_DESCRIPTION OF THE TASK_: Identify the lines that contain the string "Protestant", then copy each of them.

_PROVIDED DATA_:

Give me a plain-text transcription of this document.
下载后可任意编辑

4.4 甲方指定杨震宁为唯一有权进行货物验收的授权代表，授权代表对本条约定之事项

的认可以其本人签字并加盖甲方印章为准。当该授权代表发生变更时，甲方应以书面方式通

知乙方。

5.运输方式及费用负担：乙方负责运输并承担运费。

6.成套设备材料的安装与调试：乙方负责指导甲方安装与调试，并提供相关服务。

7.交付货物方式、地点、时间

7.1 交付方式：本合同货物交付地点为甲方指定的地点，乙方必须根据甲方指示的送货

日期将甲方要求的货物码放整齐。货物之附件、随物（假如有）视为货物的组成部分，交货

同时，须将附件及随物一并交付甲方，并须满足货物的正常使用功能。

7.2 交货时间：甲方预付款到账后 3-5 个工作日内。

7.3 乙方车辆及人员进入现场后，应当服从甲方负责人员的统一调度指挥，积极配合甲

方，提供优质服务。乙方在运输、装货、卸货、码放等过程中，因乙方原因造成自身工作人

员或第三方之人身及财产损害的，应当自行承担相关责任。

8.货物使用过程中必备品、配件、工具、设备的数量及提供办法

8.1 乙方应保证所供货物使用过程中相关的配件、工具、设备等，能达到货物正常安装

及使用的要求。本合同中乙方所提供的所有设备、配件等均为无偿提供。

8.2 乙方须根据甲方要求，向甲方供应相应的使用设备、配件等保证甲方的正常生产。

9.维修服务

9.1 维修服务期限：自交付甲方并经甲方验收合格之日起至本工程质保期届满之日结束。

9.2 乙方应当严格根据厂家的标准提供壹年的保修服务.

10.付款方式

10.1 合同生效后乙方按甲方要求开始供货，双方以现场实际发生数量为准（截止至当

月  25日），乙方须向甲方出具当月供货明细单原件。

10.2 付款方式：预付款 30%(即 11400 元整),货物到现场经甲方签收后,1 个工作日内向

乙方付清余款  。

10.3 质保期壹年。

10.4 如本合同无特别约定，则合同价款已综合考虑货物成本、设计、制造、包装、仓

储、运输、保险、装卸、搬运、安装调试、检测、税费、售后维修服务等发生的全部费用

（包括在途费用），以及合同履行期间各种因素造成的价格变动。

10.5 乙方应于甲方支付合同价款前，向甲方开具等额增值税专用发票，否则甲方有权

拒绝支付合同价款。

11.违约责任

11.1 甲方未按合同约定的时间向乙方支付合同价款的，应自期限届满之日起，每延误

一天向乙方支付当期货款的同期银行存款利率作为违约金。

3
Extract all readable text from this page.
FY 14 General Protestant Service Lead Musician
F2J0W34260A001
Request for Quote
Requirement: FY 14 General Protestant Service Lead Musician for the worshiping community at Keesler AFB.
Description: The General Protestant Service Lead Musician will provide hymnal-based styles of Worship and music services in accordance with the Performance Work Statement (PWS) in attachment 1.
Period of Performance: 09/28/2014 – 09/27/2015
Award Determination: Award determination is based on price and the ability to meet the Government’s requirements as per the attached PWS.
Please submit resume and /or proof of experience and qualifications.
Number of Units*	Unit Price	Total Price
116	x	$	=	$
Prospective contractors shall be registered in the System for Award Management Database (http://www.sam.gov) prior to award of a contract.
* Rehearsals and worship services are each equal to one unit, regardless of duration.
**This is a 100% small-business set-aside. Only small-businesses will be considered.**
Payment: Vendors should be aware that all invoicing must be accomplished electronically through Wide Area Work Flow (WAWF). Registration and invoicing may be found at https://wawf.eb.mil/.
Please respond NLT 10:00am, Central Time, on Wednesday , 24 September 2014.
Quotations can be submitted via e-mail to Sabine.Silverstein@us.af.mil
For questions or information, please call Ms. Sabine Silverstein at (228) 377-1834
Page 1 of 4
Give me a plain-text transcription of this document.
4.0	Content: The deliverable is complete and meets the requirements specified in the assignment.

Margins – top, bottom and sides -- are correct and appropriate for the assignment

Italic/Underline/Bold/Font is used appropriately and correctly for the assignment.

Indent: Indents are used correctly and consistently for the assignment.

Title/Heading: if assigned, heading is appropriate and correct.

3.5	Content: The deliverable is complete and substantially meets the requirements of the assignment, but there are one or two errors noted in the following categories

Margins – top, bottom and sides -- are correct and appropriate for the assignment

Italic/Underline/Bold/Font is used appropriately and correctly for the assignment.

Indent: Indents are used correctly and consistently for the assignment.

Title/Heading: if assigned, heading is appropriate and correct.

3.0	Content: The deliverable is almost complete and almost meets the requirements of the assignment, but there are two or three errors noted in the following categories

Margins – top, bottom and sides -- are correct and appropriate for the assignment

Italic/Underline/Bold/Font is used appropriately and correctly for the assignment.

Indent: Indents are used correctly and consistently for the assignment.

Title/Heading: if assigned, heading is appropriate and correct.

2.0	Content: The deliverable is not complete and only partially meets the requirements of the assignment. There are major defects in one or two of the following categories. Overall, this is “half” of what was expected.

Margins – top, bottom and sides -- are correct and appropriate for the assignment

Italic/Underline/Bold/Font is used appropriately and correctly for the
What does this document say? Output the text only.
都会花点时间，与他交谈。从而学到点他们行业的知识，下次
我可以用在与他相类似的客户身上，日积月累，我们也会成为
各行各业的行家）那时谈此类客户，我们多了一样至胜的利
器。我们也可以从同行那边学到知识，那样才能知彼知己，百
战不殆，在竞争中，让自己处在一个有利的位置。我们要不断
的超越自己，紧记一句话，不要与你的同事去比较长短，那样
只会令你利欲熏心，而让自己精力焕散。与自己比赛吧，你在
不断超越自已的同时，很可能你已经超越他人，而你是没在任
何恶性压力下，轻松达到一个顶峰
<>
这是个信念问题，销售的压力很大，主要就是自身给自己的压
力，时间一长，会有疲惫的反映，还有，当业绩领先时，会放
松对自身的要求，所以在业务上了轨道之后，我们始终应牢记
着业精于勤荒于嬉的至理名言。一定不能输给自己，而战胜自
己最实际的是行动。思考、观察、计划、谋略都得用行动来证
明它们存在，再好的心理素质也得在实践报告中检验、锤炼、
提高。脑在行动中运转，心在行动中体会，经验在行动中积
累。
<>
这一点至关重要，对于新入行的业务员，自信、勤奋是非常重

_CORRECT OUTPUT_:
FY 14 General Protestant Service Lead Musician
Requirement: FY 14 General Protestant Service Lead Musician for the worshiping community at Keesler AFB.
Description: The General Protestant Service Lead Musician will provide hymnal-based styles of Worship and music services in accordance with the Performance Work Statement (PWS) in attachment 1.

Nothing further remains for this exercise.